■ WHAT YOU WILL DO ■
Using the entries that follow, state how many lines contain the word "Mesaj". The response is that number and nothing more.
※
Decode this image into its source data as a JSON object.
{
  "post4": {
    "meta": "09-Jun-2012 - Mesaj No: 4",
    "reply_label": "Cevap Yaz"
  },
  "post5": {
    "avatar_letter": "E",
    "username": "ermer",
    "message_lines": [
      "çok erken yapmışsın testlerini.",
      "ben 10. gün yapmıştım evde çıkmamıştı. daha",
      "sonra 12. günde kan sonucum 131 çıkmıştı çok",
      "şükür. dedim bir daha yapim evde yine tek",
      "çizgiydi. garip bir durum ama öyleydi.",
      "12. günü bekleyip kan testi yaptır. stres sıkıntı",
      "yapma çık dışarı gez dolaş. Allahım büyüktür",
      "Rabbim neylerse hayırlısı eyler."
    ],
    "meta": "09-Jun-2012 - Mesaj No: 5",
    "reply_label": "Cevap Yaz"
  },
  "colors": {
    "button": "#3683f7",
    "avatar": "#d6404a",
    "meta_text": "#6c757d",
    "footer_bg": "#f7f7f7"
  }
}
※
■ ANSWER TO THE PROBLEM ■
2